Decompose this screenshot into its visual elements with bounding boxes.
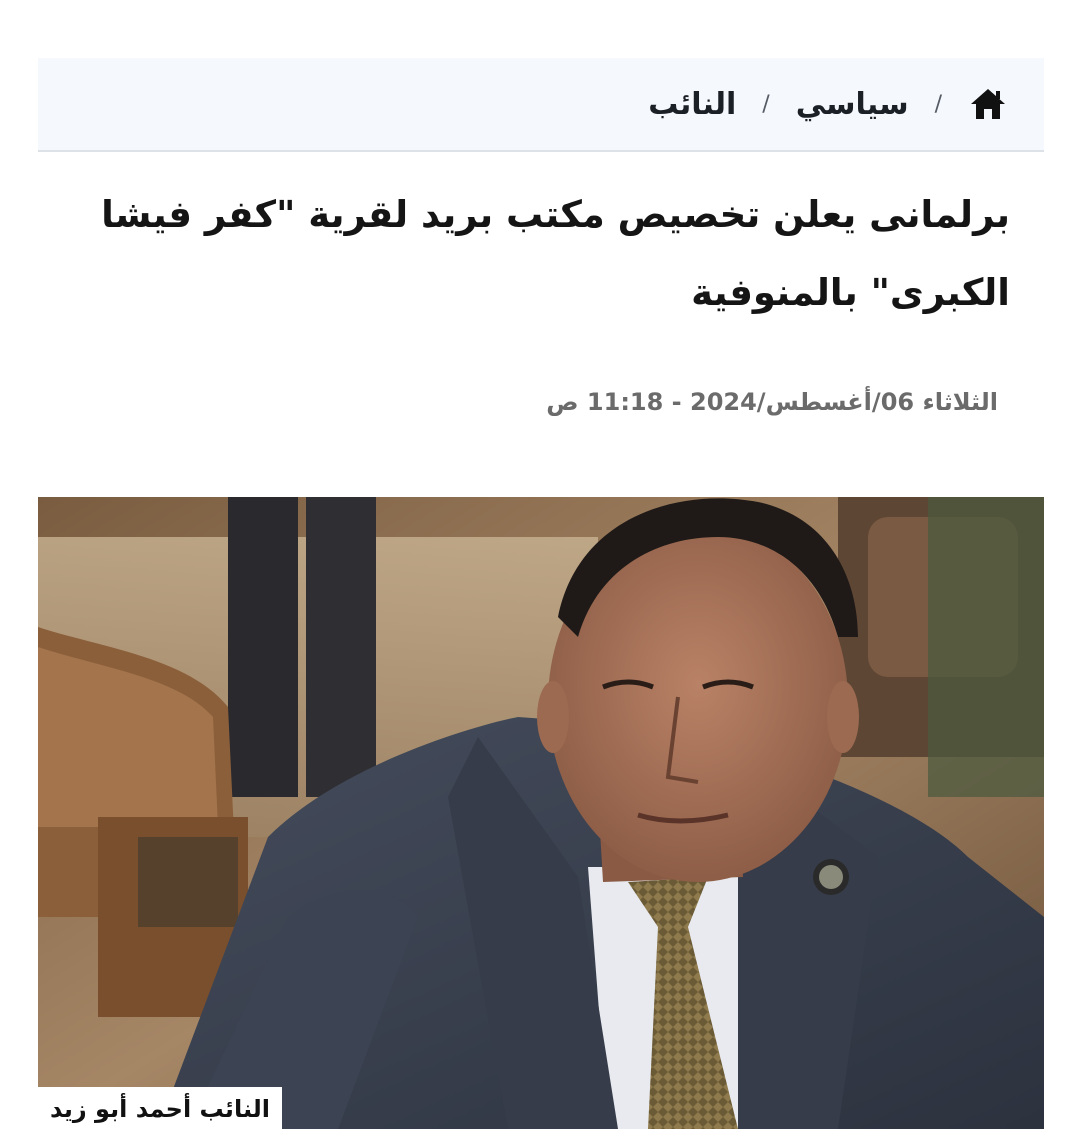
article-title: برلمانى يعلن تخصيص مكتب بريد لقرية "كفر … <box>101 193 1010 314</box>
breadcrumb-separator: / <box>934 91 942 117</box>
article-page: / سياسي / النائب برلمانى يعلن تخصيص مكتب… <box>0 0 1080 1140</box>
photo-illustration <box>38 497 1044 1129</box>
home-icon <box>971 89 1005 119</box>
article-date: الثلاثاء 06/أغسطس/2024 - 11:18 ص <box>546 388 998 416</box>
photo-caption: النائب أحمد أبو زيد <box>38 1087 282 1131</box>
breadcrumb-separator: / <box>762 91 770 117</box>
article-photo <box>38 497 1044 1129</box>
breadcrumb-item-mp[interactable]: النائب <box>648 87 736 122</box>
breadcrumb-item-political[interactable]: سياسي <box>796 87 909 122</box>
home-link[interactable] <box>968 84 1008 124</box>
breadcrumb-bar: / سياسي / النائب <box>38 58 1044 152</box>
breadcrumb: / سياسي / النائب <box>648 58 1008 150</box>
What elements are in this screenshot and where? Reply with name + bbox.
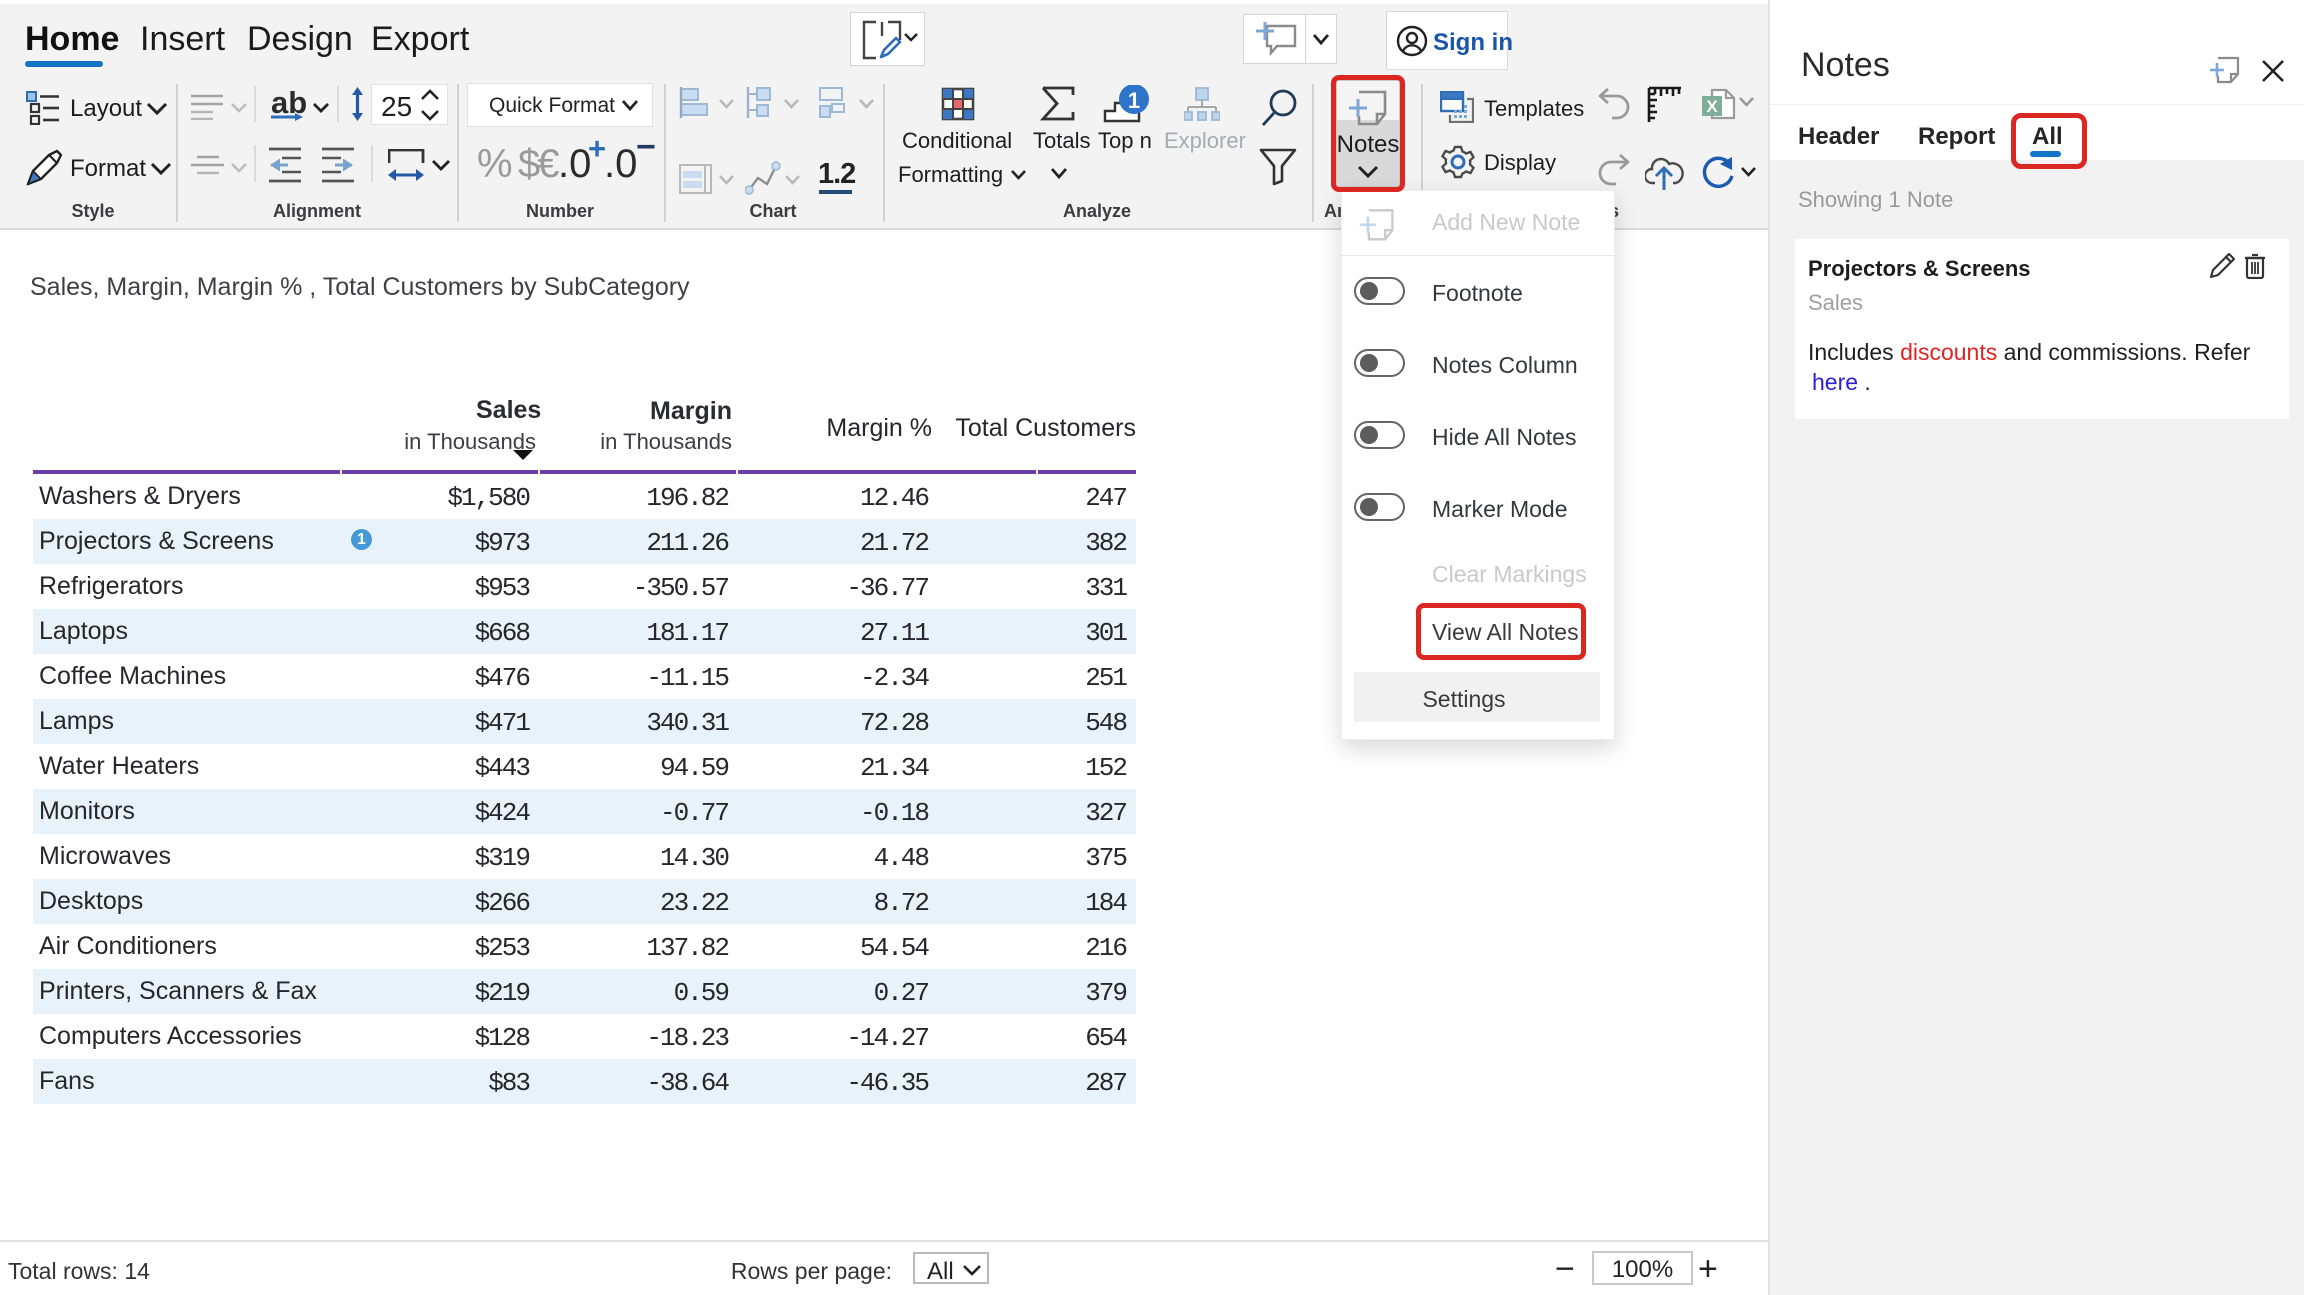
svg-text:1: 1: [1128, 88, 1140, 113]
svg-text:X: X: [1706, 97, 1718, 116]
····················
* **What the exercise asks**: Swap "screenshot" for "screen capture" throughout the rows above, and reproduce every row with no other changes. Leave the pictures out of your answer.

* **Written reply**:
Decompose this screen capture into its visual elements with bounding boxes.
article-title: برلمانى يعلن تخصيص مكتب بريد لقرية "كفر … <box>101 193 1010 314</box>
breadcrumb-separator: / <box>934 91 942 117</box>
article-page: / سياسي / النائب برلمانى يعلن تخصيص مكتب… <box>0 0 1080 1140</box>
photo-illustration <box>38 497 1044 1129</box>
home-icon <box>971 89 1005 119</box>
article-date: الثلاثاء 06/أغسطس/2024 - 11:18 ص <box>546 388 998 416</box>
photo-caption: النائب أحمد أبو زيد <box>38 1087 282 1131</box>
breadcrumb-separator: / <box>762 91 770 117</box>
article-photo <box>38 497 1044 1129</box>
breadcrumb-item-mp[interactable]: النائب <box>648 87 736 122</box>
breadcrumb-item-political[interactable]: سياسي <box>796 87 909 122</box>
home-link[interactable] <box>968 84 1008 124</box>
breadcrumb-bar: / سياسي / النائب <box>38 58 1044 152</box>
breadcrumb: / سياسي / النائب <box>648 58 1008 150</box>
What elements are in this screen capture and where? Reply with name + bbox.
svg-text:1: 1: [1128, 88, 1140, 113]
svg-text:X: X: [1706, 97, 1718, 116]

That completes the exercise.